▶ [WHAT YOU SHOULD DO]
Return, exactly, the line that contains "Type out the text in this image." together with all lines after it to the end of the entries, and no further lines.

^^^^^^^^^^^^^^^^

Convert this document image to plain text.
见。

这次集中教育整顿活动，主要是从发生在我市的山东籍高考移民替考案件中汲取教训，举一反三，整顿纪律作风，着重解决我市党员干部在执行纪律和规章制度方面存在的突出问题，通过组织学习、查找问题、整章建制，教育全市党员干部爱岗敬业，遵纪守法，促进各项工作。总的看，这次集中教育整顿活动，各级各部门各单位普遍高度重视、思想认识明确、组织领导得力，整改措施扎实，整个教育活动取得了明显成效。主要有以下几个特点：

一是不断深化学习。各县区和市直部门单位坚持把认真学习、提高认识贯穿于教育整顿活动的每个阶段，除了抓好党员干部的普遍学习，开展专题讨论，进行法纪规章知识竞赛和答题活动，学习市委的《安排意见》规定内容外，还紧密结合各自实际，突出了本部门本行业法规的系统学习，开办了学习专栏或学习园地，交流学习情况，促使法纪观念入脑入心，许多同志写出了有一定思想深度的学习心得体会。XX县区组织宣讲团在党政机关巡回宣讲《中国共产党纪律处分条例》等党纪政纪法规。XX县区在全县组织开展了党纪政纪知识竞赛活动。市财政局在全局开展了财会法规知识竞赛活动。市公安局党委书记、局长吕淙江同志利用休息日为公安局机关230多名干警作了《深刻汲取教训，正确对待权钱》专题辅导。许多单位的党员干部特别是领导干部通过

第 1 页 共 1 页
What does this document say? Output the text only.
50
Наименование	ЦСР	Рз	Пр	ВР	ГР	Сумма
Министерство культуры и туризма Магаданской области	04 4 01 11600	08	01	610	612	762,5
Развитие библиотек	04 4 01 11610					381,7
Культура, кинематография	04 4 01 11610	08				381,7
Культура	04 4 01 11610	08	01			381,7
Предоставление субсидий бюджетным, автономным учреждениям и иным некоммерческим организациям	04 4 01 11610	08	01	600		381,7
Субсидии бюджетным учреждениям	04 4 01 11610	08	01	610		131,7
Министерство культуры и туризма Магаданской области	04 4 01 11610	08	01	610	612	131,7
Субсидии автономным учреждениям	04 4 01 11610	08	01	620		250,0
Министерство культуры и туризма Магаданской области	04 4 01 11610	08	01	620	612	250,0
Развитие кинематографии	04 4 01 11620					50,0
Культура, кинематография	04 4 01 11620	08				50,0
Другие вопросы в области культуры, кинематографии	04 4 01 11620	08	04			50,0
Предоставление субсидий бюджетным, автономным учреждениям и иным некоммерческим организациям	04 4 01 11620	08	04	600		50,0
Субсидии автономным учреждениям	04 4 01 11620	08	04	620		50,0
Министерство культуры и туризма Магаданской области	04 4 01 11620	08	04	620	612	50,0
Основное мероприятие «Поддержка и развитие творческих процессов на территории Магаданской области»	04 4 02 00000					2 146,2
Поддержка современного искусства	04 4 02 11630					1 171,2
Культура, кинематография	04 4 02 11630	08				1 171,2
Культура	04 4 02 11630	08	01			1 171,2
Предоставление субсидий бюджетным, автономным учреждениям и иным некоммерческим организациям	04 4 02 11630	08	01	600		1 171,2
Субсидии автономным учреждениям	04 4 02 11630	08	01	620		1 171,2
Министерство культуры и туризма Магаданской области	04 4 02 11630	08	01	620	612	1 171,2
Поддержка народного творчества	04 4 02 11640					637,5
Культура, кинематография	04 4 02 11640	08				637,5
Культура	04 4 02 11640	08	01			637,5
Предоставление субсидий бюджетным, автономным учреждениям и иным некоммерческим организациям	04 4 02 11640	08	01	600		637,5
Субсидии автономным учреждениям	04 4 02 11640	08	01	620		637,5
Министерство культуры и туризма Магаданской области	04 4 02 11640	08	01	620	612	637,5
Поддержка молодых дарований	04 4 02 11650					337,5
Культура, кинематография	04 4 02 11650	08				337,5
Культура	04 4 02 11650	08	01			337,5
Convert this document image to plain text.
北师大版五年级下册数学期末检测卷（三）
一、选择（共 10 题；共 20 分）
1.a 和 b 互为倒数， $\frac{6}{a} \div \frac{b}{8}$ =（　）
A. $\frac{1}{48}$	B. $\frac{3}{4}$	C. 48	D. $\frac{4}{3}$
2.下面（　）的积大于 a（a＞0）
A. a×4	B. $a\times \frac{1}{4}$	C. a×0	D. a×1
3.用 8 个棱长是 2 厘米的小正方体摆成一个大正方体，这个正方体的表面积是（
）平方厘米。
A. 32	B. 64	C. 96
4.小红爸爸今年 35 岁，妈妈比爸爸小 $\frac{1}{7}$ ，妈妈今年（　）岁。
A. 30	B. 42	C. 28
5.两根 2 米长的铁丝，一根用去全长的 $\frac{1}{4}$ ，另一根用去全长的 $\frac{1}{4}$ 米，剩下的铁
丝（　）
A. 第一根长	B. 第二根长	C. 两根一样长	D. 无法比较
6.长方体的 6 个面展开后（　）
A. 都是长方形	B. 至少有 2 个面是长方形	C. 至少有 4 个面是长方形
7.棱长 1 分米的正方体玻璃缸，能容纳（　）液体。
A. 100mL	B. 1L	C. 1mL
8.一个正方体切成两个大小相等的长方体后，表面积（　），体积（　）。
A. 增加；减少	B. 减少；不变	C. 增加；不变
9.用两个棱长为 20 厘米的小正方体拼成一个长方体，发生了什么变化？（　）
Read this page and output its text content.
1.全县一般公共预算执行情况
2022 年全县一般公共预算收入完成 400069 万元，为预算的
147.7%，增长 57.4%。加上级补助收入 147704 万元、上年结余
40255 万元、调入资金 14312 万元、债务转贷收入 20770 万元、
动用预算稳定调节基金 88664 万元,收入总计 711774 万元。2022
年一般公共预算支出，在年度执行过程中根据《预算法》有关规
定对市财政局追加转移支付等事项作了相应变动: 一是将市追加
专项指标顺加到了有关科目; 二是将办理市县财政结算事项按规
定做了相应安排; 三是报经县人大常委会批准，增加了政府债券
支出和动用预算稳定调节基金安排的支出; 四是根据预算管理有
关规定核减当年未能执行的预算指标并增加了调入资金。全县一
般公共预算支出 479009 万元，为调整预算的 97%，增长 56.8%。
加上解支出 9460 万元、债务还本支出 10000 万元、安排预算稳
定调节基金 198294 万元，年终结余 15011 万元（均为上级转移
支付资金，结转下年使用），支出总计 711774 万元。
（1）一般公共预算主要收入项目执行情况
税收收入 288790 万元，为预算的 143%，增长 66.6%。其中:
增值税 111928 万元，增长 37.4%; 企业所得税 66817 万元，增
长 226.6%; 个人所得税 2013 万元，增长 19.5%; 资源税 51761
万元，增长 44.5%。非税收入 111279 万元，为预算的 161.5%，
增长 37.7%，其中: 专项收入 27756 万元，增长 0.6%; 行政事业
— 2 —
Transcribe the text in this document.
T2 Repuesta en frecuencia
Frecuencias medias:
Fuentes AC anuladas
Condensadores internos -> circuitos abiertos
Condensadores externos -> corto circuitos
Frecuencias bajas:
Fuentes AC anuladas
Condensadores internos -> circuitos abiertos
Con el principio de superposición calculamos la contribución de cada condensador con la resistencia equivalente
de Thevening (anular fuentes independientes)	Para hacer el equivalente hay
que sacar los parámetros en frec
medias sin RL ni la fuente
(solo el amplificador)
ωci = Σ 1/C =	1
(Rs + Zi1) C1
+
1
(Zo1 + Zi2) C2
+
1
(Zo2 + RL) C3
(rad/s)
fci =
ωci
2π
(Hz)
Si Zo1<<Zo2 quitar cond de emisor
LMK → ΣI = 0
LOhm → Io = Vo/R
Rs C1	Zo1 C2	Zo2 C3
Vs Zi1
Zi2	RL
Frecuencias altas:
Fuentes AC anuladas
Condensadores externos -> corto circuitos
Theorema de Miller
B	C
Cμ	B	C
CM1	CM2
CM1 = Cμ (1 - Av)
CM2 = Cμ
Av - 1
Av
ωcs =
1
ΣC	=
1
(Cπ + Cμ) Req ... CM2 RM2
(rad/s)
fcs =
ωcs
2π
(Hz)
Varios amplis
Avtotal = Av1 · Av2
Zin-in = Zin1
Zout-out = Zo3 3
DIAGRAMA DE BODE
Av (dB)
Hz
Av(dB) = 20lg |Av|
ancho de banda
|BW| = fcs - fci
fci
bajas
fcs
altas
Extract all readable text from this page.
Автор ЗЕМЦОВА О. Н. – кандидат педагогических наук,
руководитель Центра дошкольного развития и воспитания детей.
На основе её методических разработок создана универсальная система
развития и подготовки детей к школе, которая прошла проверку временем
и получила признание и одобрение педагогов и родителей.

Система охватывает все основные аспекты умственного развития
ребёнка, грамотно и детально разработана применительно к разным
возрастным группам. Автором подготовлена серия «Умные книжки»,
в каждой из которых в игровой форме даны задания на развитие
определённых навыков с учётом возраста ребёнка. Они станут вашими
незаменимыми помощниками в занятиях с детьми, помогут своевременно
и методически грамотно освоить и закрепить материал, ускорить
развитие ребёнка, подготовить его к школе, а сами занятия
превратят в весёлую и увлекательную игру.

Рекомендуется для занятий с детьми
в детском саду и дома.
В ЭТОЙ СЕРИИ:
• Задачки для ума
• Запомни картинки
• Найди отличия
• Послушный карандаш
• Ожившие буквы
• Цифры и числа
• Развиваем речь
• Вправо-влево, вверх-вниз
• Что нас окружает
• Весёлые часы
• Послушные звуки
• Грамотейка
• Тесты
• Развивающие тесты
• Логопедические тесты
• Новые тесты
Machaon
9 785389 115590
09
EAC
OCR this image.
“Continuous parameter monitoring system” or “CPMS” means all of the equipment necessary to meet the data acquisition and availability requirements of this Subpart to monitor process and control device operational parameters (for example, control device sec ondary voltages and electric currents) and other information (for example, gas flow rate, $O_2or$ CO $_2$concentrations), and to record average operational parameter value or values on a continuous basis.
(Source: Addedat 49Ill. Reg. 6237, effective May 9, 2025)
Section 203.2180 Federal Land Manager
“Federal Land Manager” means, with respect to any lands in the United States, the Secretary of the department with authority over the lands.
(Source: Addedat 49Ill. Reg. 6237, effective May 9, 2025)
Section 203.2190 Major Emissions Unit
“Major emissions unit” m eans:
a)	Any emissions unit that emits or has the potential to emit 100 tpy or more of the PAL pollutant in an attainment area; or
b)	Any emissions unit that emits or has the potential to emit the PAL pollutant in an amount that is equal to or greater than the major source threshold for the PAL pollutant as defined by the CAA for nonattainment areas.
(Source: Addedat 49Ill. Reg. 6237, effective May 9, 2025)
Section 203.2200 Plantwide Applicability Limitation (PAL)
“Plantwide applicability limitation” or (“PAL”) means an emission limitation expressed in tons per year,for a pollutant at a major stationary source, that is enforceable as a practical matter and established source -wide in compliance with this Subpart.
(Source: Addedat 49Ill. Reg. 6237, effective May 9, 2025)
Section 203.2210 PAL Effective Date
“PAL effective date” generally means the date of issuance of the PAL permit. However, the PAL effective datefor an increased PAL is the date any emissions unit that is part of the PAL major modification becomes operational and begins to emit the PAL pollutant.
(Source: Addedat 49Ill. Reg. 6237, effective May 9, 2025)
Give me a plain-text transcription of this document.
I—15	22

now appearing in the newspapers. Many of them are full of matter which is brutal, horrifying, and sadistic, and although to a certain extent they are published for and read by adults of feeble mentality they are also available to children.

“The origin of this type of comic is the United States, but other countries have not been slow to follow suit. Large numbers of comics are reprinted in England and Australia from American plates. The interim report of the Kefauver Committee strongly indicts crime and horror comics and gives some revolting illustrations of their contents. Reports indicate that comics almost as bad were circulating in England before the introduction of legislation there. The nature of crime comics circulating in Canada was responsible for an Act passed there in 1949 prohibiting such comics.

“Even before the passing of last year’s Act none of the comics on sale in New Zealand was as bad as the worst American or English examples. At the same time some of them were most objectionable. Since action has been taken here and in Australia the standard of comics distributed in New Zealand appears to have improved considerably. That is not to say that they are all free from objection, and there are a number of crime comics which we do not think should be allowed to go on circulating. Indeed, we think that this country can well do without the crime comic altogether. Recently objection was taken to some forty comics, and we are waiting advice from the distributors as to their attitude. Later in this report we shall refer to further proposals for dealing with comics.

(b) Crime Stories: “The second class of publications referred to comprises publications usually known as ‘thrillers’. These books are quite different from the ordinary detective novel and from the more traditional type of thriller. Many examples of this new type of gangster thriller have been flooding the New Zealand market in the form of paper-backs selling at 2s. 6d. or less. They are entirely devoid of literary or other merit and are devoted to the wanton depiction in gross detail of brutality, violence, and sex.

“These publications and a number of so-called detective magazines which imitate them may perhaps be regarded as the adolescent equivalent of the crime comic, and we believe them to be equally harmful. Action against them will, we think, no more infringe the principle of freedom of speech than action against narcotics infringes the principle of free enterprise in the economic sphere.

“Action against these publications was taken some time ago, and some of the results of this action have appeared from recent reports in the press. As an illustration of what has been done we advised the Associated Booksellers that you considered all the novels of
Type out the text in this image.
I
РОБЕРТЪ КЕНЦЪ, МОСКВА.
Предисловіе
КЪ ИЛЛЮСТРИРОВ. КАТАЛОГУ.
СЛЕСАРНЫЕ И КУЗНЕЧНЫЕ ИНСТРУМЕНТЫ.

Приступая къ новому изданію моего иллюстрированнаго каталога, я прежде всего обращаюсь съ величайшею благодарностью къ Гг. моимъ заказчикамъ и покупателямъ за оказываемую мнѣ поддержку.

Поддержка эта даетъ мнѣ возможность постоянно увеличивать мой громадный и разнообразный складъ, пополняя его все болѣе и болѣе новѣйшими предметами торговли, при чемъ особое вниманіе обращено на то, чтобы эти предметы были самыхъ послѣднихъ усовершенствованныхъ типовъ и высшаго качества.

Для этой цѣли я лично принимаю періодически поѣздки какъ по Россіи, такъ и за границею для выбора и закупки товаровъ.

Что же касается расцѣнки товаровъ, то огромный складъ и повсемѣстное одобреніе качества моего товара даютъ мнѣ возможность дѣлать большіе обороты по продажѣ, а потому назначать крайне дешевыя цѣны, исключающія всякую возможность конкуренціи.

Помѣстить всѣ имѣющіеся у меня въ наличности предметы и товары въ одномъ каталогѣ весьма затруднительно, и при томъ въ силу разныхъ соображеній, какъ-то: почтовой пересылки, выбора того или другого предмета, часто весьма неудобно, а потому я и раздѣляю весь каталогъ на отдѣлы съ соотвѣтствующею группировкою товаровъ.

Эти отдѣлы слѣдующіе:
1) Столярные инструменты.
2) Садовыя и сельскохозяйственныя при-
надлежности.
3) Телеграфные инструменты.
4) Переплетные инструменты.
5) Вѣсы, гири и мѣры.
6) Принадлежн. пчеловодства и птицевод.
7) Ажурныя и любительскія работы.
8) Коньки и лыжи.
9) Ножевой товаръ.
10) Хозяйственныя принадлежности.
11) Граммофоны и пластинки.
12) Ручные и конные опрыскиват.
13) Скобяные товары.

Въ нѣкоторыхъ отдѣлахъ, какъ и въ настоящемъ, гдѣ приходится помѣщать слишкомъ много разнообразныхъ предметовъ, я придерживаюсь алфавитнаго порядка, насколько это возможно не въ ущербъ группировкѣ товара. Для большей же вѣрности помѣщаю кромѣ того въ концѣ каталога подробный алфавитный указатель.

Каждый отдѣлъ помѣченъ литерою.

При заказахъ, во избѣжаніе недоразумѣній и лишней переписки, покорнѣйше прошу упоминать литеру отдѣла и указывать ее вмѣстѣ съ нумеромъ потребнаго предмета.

^^^^^^^^^^^^^^^^

▶ [FULL ANSWER]
Type out the text in this image.
I
РОБЕРТЪ КЕНЦЪ, МОСКВА.
Предисловіе
КЪ ИЛЛЮСТРИРОВ. КАТАЛОГУ.
СЛЕСАРНЫЕ И КУЗНЕЧНЫЕ ИНСТРУМЕНТЫ.

Приступая къ новому изданію моего иллюстрированнаго каталога, я прежде всего обращаюсь съ величайшею благодарностью къ Гг. моимъ заказчикамъ и покупателямъ за оказываемую мнѣ поддержку.

Поддержка эта даетъ мнѣ возможность постоянно увеличивать мой громадный и разнообразный складъ, пополняя его все болѣе и болѣе новѣйшими предметами торговли, при чемъ особое вниманіе обращено на то, чтобы эти предметы были самыхъ послѣднихъ усовершенствованныхъ типовъ и высшаго качества.

Для этой цѣли я лично принимаю періодически поѣздки какъ по Россіи, такъ и за границею для выбора и закупки товаровъ.

Что же касается расцѣнки товаровъ, то огромный складъ и повсемѣстное одобреніе качества моего товара даютъ мнѣ возможность дѣлать большіе обороты по продажѣ, а потому назначать крайне дешевыя цѣны, исключающія всякую возможность конкуренціи.

Помѣстить всѣ имѣющіеся у меня въ наличности предметы и товары въ одномъ каталогѣ весьма затруднительно, и при томъ въ силу разныхъ соображеній, какъ-то: почтовой пересылки, выбора того или другого предмета, часто весьма неудобно, а потому я и раздѣляю весь каталогъ на отдѣлы съ соотвѣтствующею группировкою товаровъ.

Эти отдѣлы слѣдующіе:
1) Столярные инструменты.
2) Садовыя и сельскохозяйственныя при-
надлежности.
3) Телеграфные инструменты.
4) Переплетные инструменты.
5) Вѣсы, гири и мѣры.
6) Принадлежн. пчеловодства и птицевод.
7) Ажурныя и любительскія работы.
8) Коньки и лыжи.
9) Ножевой товаръ.
10) Хозяйственныя принадлежности.
11) Граммофоны и пластинки.
12) Ручные и конные опрыскиват.
13) Скобяные товары.

Въ нѣкоторыхъ отдѣлахъ, какъ и въ настоящемъ, гдѣ приходится помѣщать слишкомъ много разнообразныхъ предметовъ, я придерживаюсь алфавитнаго порядка, насколько это возможно не въ ущербъ группировкѣ товара. Для большей же вѣрности помѣщаю кромѣ того въ концѣ каталога подробный алфавитный указатель.

Каждый отдѣлъ помѣченъ литерою.

При заказахъ, во избѣжаніе недоразумѣній и лишней переписки, покорнѣйше прошу упоминать литеру отдѣла и указывать ее вмѣстѣ съ нумеромъ потребнаго предмета.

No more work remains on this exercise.